Spatial layout data
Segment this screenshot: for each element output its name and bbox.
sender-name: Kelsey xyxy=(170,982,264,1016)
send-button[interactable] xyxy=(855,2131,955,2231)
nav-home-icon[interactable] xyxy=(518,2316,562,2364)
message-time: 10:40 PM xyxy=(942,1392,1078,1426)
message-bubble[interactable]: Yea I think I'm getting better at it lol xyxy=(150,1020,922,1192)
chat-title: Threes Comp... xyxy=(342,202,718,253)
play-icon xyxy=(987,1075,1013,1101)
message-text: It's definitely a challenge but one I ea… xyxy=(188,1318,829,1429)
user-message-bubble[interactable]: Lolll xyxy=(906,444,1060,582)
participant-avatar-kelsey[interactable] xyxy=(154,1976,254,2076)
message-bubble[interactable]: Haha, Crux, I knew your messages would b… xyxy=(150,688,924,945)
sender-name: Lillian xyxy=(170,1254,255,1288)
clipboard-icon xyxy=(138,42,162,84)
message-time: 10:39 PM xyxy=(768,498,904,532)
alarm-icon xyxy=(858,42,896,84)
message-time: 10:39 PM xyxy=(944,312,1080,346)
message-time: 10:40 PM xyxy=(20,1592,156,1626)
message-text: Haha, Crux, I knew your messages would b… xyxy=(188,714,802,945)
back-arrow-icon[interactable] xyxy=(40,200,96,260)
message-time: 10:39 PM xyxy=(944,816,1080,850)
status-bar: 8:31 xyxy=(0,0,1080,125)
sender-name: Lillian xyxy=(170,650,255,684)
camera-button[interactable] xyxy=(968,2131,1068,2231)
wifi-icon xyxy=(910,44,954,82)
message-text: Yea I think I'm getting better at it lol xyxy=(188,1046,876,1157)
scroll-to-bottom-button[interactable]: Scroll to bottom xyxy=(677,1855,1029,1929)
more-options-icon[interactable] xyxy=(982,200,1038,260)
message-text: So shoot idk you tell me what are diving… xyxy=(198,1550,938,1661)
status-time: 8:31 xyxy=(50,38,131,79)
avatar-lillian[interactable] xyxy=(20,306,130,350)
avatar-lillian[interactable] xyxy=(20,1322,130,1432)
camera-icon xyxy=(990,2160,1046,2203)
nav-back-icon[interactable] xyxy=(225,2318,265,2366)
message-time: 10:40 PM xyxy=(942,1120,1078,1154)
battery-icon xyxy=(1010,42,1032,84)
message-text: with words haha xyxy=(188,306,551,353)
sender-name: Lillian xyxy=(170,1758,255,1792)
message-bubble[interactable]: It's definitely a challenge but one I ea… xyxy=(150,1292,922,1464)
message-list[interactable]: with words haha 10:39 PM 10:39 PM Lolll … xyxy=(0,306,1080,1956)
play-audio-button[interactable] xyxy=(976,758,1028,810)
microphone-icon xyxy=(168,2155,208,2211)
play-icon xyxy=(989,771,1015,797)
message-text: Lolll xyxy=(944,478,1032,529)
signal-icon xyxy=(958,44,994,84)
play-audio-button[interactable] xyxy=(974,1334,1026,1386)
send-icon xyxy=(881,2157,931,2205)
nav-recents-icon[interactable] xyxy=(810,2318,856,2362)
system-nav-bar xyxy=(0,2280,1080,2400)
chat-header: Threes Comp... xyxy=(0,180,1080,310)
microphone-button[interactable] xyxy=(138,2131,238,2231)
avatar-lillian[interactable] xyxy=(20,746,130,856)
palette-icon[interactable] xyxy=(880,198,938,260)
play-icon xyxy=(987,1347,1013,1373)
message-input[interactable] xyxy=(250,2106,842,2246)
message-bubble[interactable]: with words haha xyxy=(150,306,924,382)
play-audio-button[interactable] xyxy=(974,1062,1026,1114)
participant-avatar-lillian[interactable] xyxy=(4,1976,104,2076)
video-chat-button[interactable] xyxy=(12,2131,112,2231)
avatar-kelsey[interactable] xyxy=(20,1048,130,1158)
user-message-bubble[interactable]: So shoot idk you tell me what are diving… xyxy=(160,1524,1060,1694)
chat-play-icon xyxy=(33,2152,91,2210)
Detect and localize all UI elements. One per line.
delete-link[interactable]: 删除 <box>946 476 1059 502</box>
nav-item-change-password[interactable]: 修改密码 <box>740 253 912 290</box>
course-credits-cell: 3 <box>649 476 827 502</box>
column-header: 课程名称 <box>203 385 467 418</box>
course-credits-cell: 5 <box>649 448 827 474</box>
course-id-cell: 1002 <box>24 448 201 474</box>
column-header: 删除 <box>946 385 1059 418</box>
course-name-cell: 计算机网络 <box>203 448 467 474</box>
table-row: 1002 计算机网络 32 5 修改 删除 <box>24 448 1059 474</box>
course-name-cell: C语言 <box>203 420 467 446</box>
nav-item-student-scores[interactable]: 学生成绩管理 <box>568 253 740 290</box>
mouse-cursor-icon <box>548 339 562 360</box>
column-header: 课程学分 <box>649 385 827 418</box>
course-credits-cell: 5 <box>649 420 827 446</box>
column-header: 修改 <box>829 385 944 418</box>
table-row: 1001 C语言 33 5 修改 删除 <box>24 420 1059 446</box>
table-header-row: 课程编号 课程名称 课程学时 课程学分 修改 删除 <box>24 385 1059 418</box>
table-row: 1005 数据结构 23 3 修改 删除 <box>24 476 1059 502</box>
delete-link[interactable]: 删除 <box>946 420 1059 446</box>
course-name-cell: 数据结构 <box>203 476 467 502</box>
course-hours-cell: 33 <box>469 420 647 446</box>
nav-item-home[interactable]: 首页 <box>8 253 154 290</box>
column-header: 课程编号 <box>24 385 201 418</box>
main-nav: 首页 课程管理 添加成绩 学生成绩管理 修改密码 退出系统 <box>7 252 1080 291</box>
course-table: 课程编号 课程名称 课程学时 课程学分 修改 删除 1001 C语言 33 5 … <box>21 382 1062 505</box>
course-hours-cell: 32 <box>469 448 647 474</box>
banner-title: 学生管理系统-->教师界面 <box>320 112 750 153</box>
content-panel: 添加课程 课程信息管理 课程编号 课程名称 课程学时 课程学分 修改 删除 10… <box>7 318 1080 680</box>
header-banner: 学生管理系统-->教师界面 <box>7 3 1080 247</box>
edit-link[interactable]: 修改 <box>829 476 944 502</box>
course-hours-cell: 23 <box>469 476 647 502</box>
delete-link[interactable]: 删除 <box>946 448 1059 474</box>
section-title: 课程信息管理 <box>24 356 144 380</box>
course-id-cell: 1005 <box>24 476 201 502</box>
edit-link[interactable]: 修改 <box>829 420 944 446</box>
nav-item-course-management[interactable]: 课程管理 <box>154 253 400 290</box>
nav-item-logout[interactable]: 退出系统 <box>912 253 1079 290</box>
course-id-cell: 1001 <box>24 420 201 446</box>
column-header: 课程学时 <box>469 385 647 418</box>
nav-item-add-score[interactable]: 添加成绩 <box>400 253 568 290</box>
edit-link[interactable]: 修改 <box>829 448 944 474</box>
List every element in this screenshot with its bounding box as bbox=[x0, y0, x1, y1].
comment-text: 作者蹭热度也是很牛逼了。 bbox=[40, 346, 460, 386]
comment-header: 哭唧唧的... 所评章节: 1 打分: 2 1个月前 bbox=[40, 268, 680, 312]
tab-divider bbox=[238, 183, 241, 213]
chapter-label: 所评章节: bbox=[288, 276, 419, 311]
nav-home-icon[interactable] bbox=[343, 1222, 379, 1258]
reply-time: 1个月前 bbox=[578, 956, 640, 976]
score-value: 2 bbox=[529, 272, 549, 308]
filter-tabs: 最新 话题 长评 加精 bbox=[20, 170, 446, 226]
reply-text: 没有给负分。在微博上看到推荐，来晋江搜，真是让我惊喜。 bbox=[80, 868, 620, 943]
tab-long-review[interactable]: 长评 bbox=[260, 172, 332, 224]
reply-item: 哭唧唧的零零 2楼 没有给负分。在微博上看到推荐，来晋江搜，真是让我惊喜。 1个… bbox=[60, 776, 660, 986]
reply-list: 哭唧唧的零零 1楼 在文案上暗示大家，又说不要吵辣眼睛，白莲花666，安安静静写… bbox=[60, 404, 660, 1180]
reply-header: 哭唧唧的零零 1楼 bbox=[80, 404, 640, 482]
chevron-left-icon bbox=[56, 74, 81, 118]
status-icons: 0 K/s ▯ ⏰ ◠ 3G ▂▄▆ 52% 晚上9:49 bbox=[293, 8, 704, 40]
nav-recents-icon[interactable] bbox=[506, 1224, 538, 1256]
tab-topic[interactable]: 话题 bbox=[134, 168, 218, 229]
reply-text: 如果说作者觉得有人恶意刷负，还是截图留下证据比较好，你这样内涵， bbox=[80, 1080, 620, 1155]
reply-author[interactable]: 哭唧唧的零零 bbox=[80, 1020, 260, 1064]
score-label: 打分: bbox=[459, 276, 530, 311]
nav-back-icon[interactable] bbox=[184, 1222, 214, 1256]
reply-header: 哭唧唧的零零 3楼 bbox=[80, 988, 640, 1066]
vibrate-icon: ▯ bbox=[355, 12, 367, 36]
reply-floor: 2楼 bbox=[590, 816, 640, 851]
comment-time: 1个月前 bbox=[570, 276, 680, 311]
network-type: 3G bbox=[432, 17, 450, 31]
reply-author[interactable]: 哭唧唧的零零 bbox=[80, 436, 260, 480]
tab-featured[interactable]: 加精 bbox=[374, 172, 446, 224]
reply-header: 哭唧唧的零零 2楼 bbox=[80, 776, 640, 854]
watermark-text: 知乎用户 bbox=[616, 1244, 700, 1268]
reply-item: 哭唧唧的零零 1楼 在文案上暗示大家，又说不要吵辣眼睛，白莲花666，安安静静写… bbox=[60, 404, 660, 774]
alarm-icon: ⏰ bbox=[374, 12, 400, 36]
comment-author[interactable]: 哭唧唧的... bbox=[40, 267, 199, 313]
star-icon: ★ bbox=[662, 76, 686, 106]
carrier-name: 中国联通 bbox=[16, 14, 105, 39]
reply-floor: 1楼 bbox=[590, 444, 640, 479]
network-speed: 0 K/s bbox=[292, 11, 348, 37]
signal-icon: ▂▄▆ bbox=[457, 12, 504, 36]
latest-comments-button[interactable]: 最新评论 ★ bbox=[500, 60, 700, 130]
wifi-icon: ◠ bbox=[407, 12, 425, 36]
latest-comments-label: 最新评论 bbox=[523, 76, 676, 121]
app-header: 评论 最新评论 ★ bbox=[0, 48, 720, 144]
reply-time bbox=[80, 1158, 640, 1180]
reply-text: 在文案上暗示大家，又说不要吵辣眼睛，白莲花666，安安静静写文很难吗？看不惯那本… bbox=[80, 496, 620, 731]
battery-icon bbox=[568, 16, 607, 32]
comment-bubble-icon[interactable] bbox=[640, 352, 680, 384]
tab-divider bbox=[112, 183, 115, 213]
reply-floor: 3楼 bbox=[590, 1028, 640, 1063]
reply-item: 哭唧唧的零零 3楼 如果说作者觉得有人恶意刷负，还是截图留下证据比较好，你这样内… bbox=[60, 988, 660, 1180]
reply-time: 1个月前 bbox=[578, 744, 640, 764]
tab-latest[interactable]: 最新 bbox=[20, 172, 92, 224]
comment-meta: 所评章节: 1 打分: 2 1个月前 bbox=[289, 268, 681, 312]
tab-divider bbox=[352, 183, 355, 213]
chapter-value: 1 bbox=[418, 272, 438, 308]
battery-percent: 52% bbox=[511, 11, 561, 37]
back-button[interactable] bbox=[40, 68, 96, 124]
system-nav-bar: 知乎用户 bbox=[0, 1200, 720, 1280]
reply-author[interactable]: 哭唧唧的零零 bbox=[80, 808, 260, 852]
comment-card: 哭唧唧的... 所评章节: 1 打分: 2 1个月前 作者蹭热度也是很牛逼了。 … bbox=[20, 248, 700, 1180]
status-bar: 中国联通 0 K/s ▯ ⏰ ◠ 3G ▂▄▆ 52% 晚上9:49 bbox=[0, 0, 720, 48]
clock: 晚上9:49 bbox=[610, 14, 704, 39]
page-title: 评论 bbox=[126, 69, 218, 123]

**What you have to do:** Quote the entries word for word, starting from the first one and ending after the line that contains "message-time: 10:40 PM xyxy=(942,1120,1078,1154)".

**Finished answer:**
Segment this screenshot: for each element output its name and bbox.
sender-name: Kelsey xyxy=(170,982,264,1016)
send-button[interactable] xyxy=(855,2131,955,2231)
nav-home-icon[interactable] xyxy=(518,2316,562,2364)
message-time: 10:40 PM xyxy=(942,1392,1078,1426)
message-bubble[interactable]: Yea I think I'm getting better at it lol xyxy=(150,1020,922,1192)
chat-title: Threes Comp... xyxy=(342,202,718,253)
play-icon xyxy=(987,1075,1013,1101)
message-text: It's definitely a challenge but one I ea… xyxy=(188,1318,829,1429)
user-message-bubble[interactable]: Lolll xyxy=(906,444,1060,582)
participant-avatar-kelsey[interactable] xyxy=(154,1976,254,2076)
message-bubble[interactable]: Haha, Crux, I knew your messages would b… xyxy=(150,688,924,945)
sender-name: Lillian xyxy=(170,1254,255,1288)
clipboard-icon xyxy=(138,42,162,84)
message-time: 10:39 PM xyxy=(768,498,904,532)
alarm-icon xyxy=(858,42,896,84)
message-time: 10:39 PM xyxy=(944,312,1080,346)
message-time: 10:40 PM xyxy=(20,1592,156,1626)
message-text: Haha, Crux, I knew your messages would b… xyxy=(188,714,802,945)
back-arrow-icon[interactable] xyxy=(40,200,96,260)
message-time: 10:39 PM xyxy=(944,816,1080,850)
status-bar: 8:31 xyxy=(0,0,1080,125)
sender-name: Lillian xyxy=(170,650,255,684)
camera-button[interactable] xyxy=(968,2131,1068,2231)
wifi-icon xyxy=(910,44,954,82)
message-text: Yea I think I'm getting better at it lol xyxy=(188,1046,876,1157)
scroll-to-bottom-button[interactable]: Scroll to bottom xyxy=(677,1855,1029,1929)
more-options-icon[interactable] xyxy=(982,200,1038,260)
message-text: So shoot idk you tell me what are diving… xyxy=(198,1550,938,1661)
status-time: 8:31 xyxy=(50,38,131,79)
avatar-lillian[interactable] xyxy=(20,306,130,350)
avatar-lillian[interactable] xyxy=(20,1322,130,1432)
camera-icon xyxy=(990,2160,1046,2203)
nav-back-icon[interactable] xyxy=(225,2318,265,2366)
message-time: 10:40 PM xyxy=(942,1120,1078,1154)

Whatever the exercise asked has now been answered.